(What the exercise asks) All of the entries must be reproduced exactly, with no images carried over.

(Record list)
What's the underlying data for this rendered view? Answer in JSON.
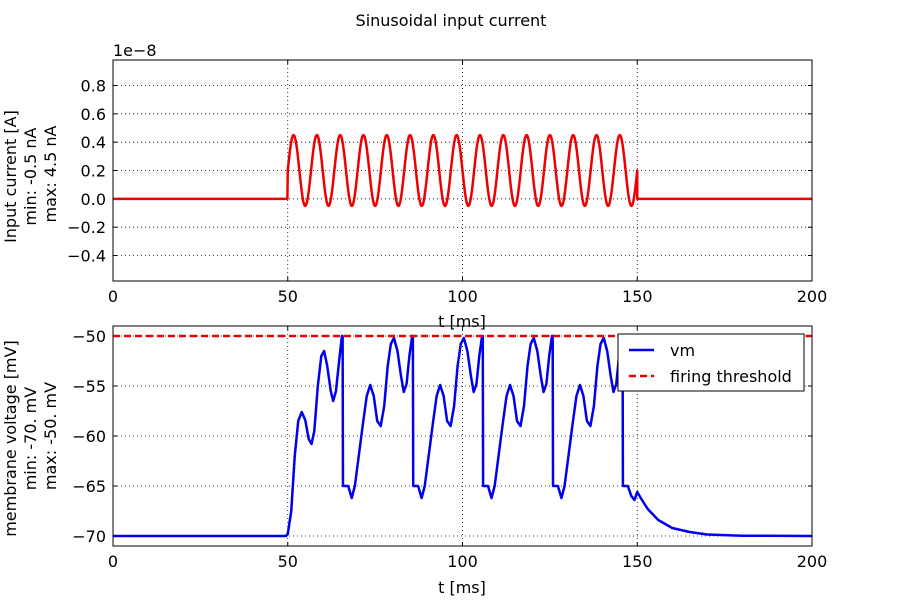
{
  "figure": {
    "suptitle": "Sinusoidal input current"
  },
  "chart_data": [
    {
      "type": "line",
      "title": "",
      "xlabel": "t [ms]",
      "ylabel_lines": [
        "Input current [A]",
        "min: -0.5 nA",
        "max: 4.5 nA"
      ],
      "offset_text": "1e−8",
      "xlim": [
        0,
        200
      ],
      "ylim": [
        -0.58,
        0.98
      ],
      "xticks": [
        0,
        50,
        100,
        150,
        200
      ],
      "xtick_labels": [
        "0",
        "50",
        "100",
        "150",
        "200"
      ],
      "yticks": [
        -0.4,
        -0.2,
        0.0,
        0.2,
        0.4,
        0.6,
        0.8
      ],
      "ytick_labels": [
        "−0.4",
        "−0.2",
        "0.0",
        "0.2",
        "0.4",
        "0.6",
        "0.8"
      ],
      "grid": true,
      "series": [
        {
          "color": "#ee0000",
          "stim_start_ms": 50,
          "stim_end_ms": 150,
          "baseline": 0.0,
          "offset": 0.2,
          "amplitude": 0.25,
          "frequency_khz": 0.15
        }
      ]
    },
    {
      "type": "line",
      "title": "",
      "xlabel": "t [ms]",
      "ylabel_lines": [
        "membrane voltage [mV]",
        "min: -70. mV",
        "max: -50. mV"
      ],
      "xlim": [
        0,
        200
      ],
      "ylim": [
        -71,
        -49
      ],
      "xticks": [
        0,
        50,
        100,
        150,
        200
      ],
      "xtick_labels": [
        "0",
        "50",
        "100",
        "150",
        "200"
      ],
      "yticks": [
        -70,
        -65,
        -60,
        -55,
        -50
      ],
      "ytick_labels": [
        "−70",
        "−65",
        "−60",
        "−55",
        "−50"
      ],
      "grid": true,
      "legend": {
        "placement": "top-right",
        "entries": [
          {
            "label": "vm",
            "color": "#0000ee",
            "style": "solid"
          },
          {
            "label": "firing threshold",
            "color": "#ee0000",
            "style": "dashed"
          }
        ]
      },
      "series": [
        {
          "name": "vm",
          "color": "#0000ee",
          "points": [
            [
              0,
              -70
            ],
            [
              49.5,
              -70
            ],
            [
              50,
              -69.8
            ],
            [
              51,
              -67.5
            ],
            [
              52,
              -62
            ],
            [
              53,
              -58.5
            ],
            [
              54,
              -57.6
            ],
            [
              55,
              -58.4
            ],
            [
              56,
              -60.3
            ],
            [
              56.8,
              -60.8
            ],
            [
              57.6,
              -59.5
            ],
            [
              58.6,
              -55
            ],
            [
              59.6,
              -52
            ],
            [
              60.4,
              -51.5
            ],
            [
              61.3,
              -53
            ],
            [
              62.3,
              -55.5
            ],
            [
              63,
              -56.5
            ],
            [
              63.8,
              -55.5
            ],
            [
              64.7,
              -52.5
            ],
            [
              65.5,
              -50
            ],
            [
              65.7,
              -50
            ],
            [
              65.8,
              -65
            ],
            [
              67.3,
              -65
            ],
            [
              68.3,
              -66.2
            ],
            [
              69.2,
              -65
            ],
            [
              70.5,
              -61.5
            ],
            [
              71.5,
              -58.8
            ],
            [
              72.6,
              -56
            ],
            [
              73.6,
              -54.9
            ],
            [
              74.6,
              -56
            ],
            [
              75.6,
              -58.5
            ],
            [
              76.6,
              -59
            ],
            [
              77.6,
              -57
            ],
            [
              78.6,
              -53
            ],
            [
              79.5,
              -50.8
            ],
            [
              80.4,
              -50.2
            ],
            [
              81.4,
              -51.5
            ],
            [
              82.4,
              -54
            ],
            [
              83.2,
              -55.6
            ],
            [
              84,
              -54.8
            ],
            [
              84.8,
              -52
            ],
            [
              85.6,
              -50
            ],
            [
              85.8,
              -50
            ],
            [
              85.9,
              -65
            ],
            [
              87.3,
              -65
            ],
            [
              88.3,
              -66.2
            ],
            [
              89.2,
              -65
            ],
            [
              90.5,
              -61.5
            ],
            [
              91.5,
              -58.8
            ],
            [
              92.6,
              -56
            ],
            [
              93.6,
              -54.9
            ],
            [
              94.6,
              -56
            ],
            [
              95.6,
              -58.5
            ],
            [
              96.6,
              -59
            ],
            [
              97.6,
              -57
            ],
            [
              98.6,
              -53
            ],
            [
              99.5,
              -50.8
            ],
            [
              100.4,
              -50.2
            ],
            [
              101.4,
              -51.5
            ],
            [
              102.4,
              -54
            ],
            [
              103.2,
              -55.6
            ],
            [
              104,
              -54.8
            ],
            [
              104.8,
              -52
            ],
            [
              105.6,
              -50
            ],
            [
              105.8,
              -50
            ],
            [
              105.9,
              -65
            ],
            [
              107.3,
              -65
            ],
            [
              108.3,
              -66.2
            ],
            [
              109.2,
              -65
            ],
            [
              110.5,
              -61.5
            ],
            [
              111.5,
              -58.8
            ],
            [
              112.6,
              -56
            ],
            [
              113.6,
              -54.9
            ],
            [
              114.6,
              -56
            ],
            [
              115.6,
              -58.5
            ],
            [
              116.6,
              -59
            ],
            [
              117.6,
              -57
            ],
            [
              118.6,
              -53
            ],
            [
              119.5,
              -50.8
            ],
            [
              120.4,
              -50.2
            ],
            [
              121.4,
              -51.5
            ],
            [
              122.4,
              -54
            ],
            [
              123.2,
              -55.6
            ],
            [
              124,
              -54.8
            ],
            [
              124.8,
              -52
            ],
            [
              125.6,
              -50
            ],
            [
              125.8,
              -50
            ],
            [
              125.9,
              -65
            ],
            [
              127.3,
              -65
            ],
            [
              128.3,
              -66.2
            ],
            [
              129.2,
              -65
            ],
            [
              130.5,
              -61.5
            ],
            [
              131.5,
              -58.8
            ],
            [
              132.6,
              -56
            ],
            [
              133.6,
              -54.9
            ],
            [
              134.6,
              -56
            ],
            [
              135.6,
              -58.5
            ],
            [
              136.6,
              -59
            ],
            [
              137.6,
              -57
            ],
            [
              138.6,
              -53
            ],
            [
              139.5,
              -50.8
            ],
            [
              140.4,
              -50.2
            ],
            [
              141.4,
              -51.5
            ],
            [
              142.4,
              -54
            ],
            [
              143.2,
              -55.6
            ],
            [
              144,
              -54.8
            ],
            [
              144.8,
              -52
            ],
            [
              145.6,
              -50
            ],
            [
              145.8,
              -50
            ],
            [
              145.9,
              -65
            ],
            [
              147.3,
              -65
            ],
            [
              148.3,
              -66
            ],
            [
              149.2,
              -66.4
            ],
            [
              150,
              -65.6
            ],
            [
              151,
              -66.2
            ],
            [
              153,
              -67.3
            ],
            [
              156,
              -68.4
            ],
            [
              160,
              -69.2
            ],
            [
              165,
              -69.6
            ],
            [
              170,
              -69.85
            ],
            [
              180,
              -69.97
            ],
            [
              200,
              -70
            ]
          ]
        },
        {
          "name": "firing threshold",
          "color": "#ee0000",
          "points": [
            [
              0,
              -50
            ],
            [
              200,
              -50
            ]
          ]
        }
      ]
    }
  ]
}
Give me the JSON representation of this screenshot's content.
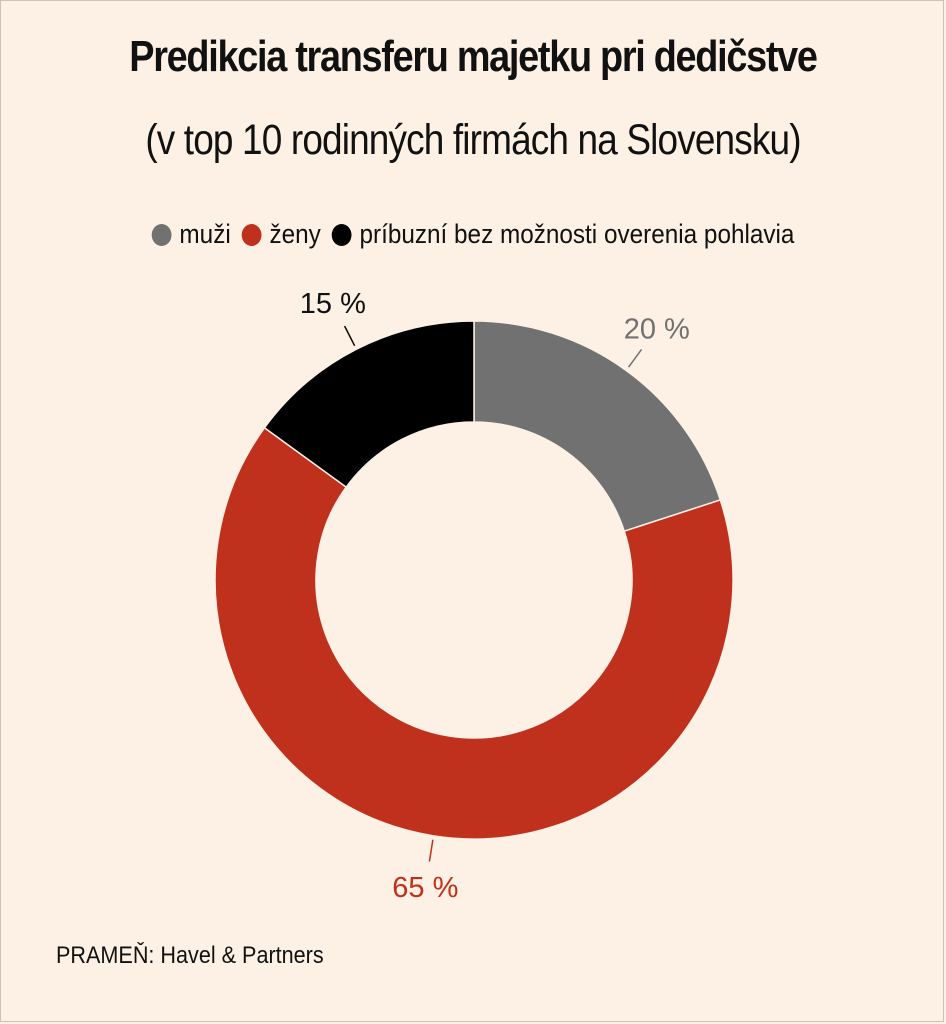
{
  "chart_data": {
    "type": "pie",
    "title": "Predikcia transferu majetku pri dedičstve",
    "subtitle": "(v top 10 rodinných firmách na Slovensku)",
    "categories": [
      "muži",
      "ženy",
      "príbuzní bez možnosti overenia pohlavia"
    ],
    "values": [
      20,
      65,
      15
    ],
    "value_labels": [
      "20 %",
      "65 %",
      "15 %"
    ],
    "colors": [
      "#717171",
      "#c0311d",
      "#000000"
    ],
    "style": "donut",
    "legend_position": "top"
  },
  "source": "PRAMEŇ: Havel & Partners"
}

(Solution)
What's the underlying data for this rendered view? Answer in JSON.
{
  "figure": {
    "suptitle": "Sinusoidal input current"
  },
  "chart_data": [
    {
      "type": "line",
      "title": "",
      "xlabel": "t [ms]",
      "ylabel_lines": [
        "Input current [A]",
        "min: -0.5 nA",
        "max: 4.5 nA"
      ],
      "offset_text": "1e−8",
      "xlim": [
        0,
        200
      ],
      "ylim": [
        -0.58,
        0.98
      ],
      "xticks": [
        0,
        50,
        100,
        150,
        200
      ],
      "xtick_labels": [
        "0",
        "50",
        "100",
        "150",
        "200"
      ],
      "yticks": [
        -0.4,
        -0.2,
        0.0,
        0.2,
        0.4,
        0.6,
        0.8
      ],
      "ytick_labels": [
        "−0.4",
        "−0.2",
        "0.0",
        "0.2",
        "0.4",
        "0.6",
        "0.8"
      ],
      "grid": true,
      "series": [
        {
          "color": "#ee0000",
          "stim_start_ms": 50,
          "stim_end_ms": 150,
          "baseline": 0.0,
          "offset": 0.2,
          "amplitude": 0.25,
          "frequency_khz": 0.15
        }
      ]
    },
    {
      "type": "line",
      "title": "",
      "xlabel": "t [ms]",
      "ylabel_lines": [
        "membrane voltage [mV]",
        "min: -70. mV",
        "max: -50. mV"
      ],
      "xlim": [
        0,
        200
      ],
      "ylim": [
        -71,
        -49
      ],
      "xticks": [
        0,
        50,
        100,
        150,
        200
      ],
      "xtick_labels": [
        "0",
        "50",
        "100",
        "150",
        "200"
      ],
      "yticks": [
        -70,
        -65,
        -60,
        -55,
        -50
      ],
      "ytick_labels": [
        "−70",
        "−65",
        "−60",
        "−55",
        "−50"
      ],
      "grid": true,
      "legend": {
        "placement": "top-right",
        "entries": [
          {
            "label": "vm",
            "color": "#0000ee",
            "style": "solid"
          },
          {
            "label": "firing threshold",
            "color": "#ee0000",
            "style": "dashed"
          }
        ]
      },
      "series": [
        {
          "name": "vm",
          "color": "#0000ee",
          "points": [
            [
              0,
              -70
            ],
            [
              49.5,
              -70
            ],
            [
              50,
              -69.8
            ],
            [
              51,
              -67.5
            ],
            [
              52,
              -62
            ],
            [
              53,
              -58.5
            ],
            [
              54,
              -57.6
            ],
            [
              55,
              -58.4
            ],
            [
              56,
              -60.3
            ],
            [
              56.8,
              -60.8
            ],
            [
              57.6,
              -59.5
            ],
            [
              58.6,
              -55
            ],
            [
              59.6,
              -52
            ],
            [
              60.4,
              -51.5
            ],
            [
              61.3,
              -53
            ],
            [
              62.3,
              -55.5
            ],
            [
              63,
              -56.5
            ],
            [
              63.8,
              -55.5
            ],
            [
              64.7,
              -52.5
            ],
            [
              65.5,
              -50
            ],
            [
              65.7,
              -50
            ],
            [
              65.8,
              -65
            ],
            [
              67.3,
              -65
            ],
            [
              68.3,
              -66.2
            ],
            [
              69.2,
              -65
            ],
            [
              70.5,
              -61.5
            ],
            [
              71.5,
              -58.8
            ],
            [
              72.6,
              -56
            ],
            [
              73.6,
              -54.9
            ],
            [
              74.6,
              -56
            ],
            [
              75.6,
              -58.5
            ],
            [
              76.6,
              -59
            ],
            [
              77.6,
              -57
            ],
            [
              78.6,
              -53
            ],
            [
              79.5,
              -50.8
            ],
            [
              80.4,
              -50.2
            ],
            [
              81.4,
              -51.5
            ],
            [
              82.4,
              -54
            ],
            [
              83.2,
              -55.6
            ],
            [
              84,
              -54.8
            ],
            [
              84.8,
              -52
            ],
            [
              85.6,
              -50
            ],
            [
              85.8,
              -50
            ],
            [
              85.9,
              -65
            ],
            [
              87.3,
              -65
            ],
            [
              88.3,
              -66.2
            ],
            [
              89.2,
              -65
            ],
            [
              90.5,
              -61.5
            ],
            [
              91.5,
              -58.8
            ],
            [
              92.6,
              -56
            ],
            [
              93.6,
              -54.9
            ],
            [
              94.6,
              -56
            ],
            [
              95.6,
              -58.5
            ],
            [
              96.6,
              -59
            ],
            [
              97.6,
              -57
            ],
            [
              98.6,
              -53
            ],
            [
              99.5,
              -50.8
            ],
            [
              100.4,
              -50.2
            ],
            [
              101.4,
              -51.5
            ],
            [
              102.4,
              -54
            ],
            [
              103.2,
              -55.6
            ],
            [
              104,
              -54.8
            ],
            [
              104.8,
              -52
            ],
            [
              105.6,
              -50
            ],
            [
              105.8,
              -50
            ],
            [
              105.9,
              -65
            ],
            [
              107.3,
              -65
            ],
            [
              108.3,
              -66.2
            ],
            [
              109.2,
              -65
            ],
            [
              110.5,
              -61.5
            ],
            [
              111.5,
              -58.8
            ],
            [
              112.6,
              -56
            ],
            [
              113.6,
              -54.9
            ],
            [
              114.6,
              -56
            ],
            [
              115.6,
              -58.5
            ],
            [
              116.6,
              -59
            ],
            [
              117.6,
              -57
            ],
            [
              118.6,
              -53
            ],
            [
              119.5,
              -50.8
            ],
            [
              120.4,
              -50.2
            ],
            [
              121.4,
              -51.5
            ],
            [
              122.4,
              -54
            ],
            [
              123.2,
              -55.6
            ],
            [
              124,
              -54.8
            ],
            [
              124.8,
              -52
            ],
            [
              125.6,
              -50
            ],
            [
              125.8,
              -50
            ],
            [
              125.9,
              -65
            ],
            [
              127.3,
              -65
            ],
            [
              128.3,
              -66.2
            ],
            [
              129.2,
              -65
            ],
            [
              130.5,
              -61.5
            ],
            [
              131.5,
              -58.8
            ],
            [
              132.6,
              -56
            ],
            [
              133.6,
              -54.9
            ],
            [
              134.6,
              -56
            ],
            [
              135.6,
              -58.5
            ],
            [
              136.6,
              -59
            ],
            [
              137.6,
              -57
            ],
            [
              138.6,
              -53
            ],
            [
              139.5,
              -50.8
            ],
            [
              140.4,
              -50.2
            ],
            [
              141.4,
              -51.5
            ],
            [
              142.4,
              -54
            ],
            [
              143.2,
              -55.6
            ],
            [
              144,
              -54.8
            ],
            [
              144.8,
              -52
            ],
            [
              145.6,
              -50
            ],
            [
              145.8,
              -50
            ],
            [
              145.9,
              -65
            ],
            [
              147.3,
              -65
            ],
            [
              148.3,
              -66
            ],
            [
              149.2,
              -66.4
            ],
            [
              150,
              -65.6
            ],
            [
              151,
              -66.2
            ],
            [
              153,
              -67.3
            ],
            [
              156,
              -68.4
            ],
            [
              160,
              -69.2
            ],
            [
              165,
              -69.6
            ],
            [
              170,
              -69.85
            ],
            [
              180,
              -69.97
            ],
            [
              200,
              -70
            ]
          ]
        },
        {
          "name": "firing threshold",
          "color": "#ee0000",
          "points": [
            [
              0,
              -50
            ],
            [
              200,
              -50
            ]
          ]
        }
      ]
    }
  ]
}
Give me the JSON representation of this screenshot's content.
{
  "chart_data": {
    "type": "pie",
    "title": "Predikcia transferu majetku pri dedičstve",
    "subtitle": "(v top 10 rodinných firmách na Slovensku)",
    "categories": [
      "muži",
      "ženy",
      "príbuzní bez možnosti overenia pohlavia"
    ],
    "values": [
      20,
      65,
      15
    ],
    "value_labels": [
      "20 %",
      "65 %",
      "15 %"
    ],
    "colors": [
      "#717171",
      "#c0311d",
      "#000000"
    ],
    "style": "donut",
    "legend_position": "top"
  },
  "source": "PRAMEŇ: Havel & Partners"
}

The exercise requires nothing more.